## Requirements
All lines in the data bearing the string "Output" should be identified and copied.

## Supplied data
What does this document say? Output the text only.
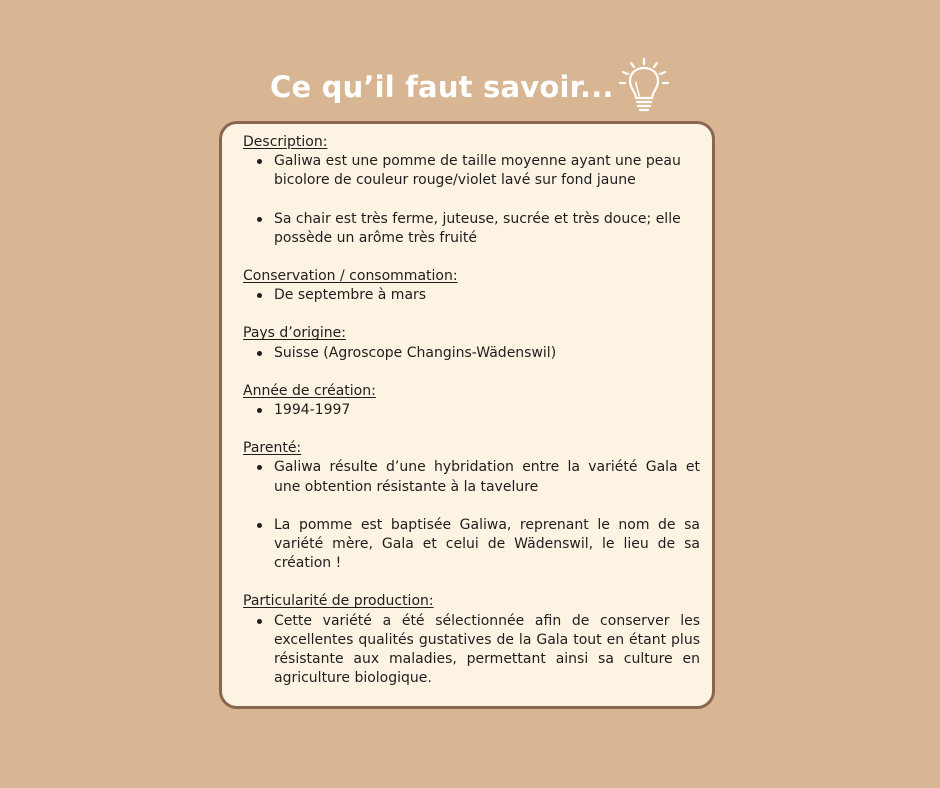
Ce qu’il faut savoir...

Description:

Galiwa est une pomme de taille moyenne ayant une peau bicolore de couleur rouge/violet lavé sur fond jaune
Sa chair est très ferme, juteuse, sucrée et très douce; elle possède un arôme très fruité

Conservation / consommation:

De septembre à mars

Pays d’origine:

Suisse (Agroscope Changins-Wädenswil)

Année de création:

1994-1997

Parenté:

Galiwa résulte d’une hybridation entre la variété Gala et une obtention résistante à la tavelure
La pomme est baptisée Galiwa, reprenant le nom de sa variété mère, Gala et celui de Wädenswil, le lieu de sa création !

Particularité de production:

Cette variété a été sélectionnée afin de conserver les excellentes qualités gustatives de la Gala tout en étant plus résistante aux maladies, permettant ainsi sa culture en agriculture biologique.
---
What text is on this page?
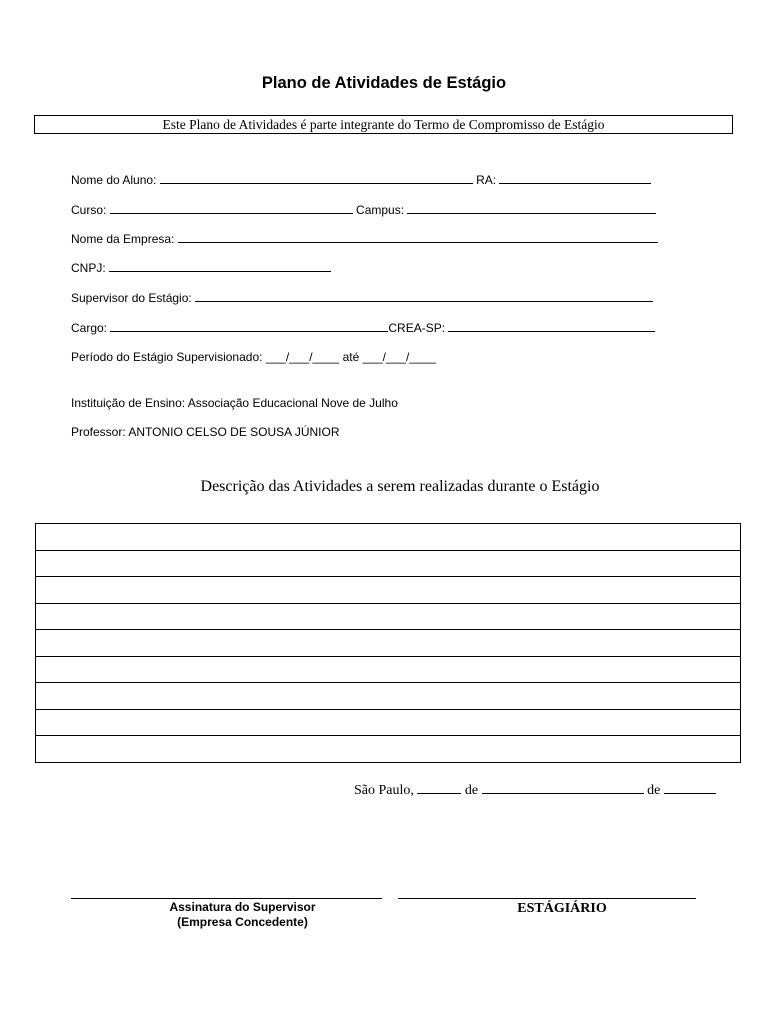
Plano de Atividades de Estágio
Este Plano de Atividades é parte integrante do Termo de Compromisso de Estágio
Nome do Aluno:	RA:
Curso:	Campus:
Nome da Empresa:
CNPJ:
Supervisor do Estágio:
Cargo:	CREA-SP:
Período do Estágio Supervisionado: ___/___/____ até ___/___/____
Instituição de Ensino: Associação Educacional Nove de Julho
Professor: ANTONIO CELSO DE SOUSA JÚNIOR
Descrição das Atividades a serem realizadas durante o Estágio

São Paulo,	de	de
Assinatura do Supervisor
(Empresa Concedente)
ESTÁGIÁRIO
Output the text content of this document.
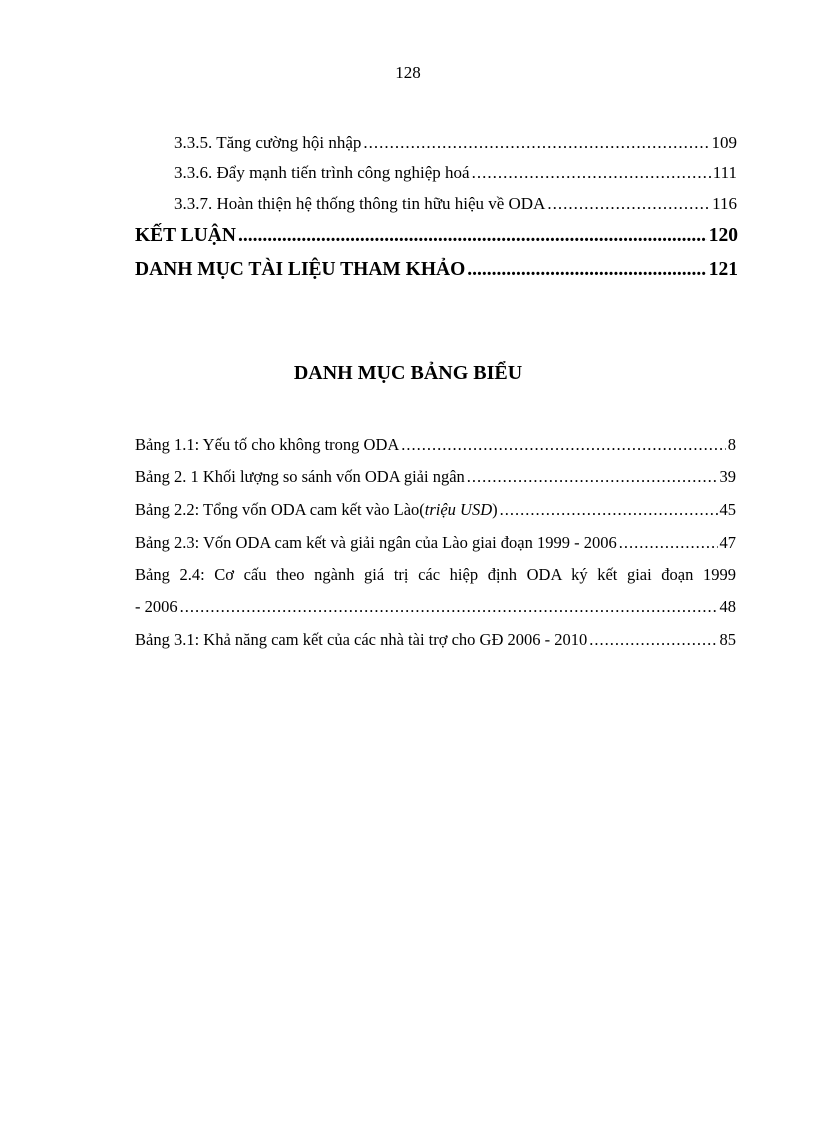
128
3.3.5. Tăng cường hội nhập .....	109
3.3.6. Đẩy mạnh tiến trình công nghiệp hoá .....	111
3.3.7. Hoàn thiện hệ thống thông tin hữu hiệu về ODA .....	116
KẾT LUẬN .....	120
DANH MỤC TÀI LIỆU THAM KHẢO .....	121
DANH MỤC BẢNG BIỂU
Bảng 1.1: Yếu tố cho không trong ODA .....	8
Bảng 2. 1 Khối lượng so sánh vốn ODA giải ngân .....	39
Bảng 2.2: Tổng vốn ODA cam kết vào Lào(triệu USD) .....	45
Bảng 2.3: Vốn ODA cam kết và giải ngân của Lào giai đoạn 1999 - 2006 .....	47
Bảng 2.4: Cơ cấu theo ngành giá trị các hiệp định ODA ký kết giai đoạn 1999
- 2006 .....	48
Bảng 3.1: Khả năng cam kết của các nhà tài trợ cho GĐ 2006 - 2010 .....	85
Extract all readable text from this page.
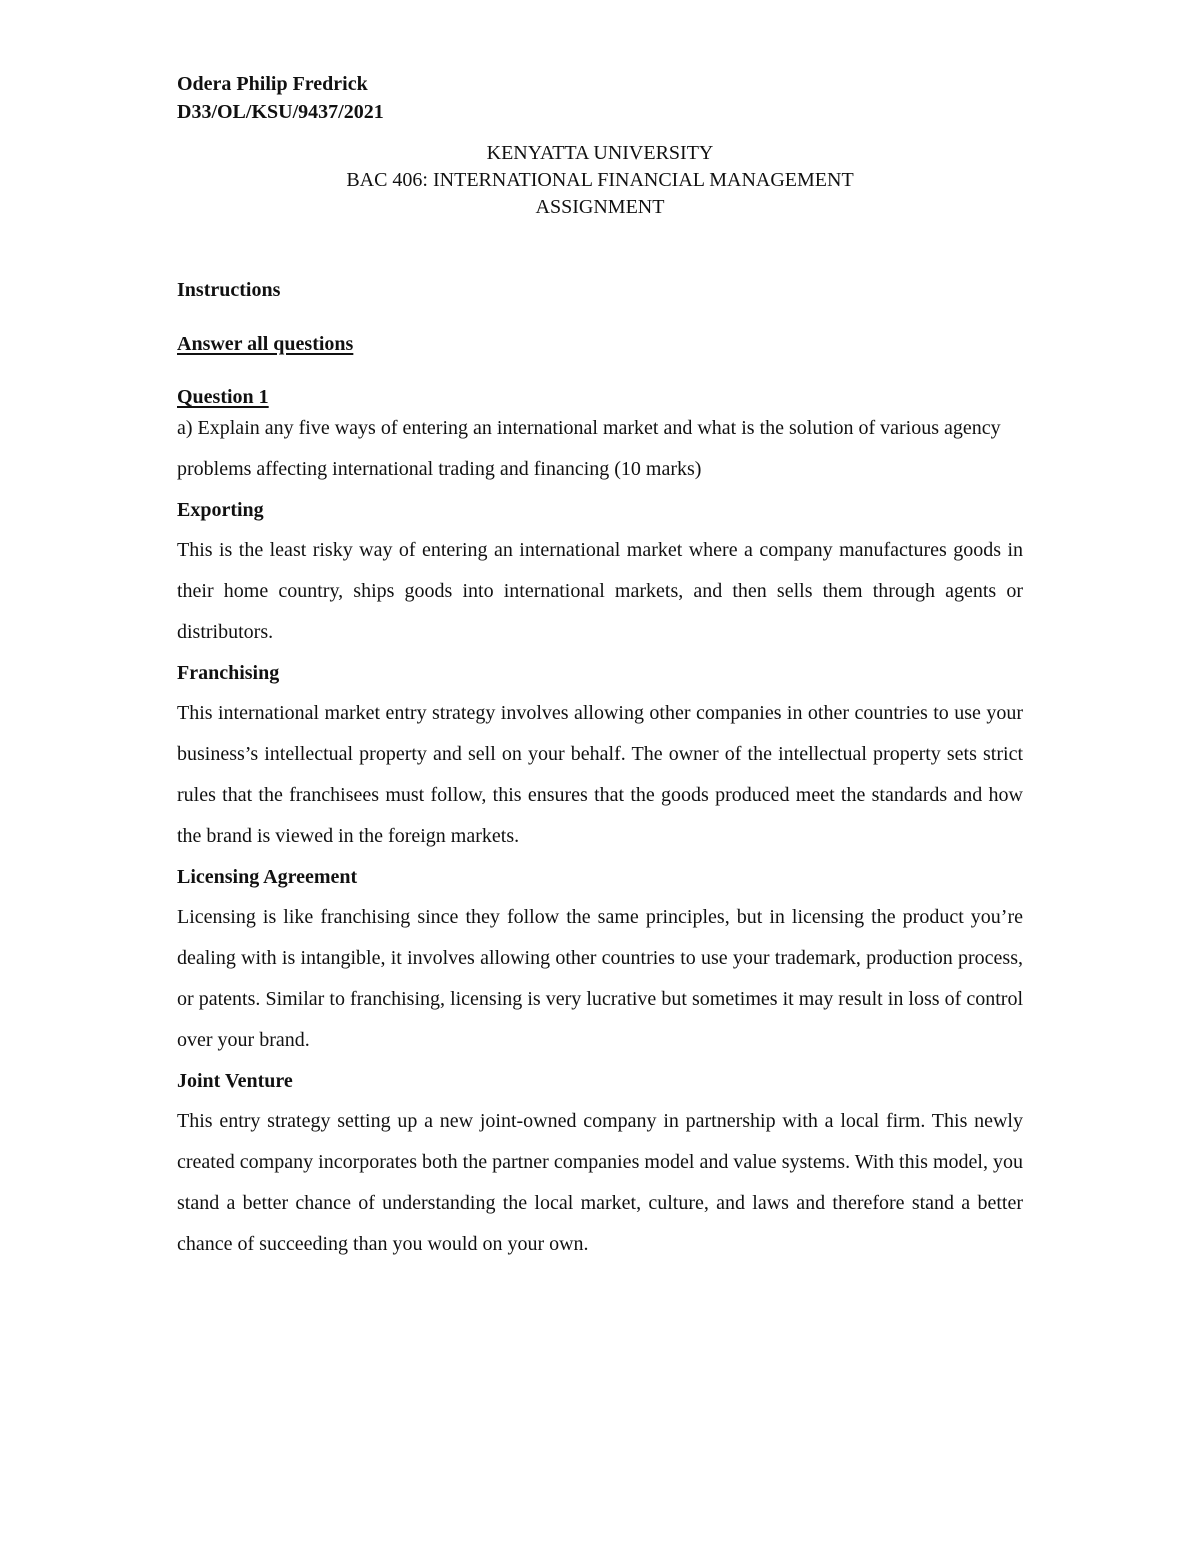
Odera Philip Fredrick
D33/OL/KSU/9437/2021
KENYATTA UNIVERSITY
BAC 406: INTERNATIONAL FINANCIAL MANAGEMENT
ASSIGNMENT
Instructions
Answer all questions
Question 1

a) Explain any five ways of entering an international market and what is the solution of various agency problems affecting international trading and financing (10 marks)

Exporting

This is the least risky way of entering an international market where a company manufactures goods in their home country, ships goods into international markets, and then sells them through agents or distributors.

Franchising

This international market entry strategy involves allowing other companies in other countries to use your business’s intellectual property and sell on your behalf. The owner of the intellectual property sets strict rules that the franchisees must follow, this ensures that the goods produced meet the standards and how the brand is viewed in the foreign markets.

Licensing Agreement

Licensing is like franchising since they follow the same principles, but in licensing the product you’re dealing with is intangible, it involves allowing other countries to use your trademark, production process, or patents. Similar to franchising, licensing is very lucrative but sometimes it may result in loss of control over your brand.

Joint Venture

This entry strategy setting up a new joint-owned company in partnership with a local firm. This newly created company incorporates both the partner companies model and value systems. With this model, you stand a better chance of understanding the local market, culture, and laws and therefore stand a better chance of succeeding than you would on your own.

## Worked solution
What does this document say? Output the text only.
Output the text content of this document.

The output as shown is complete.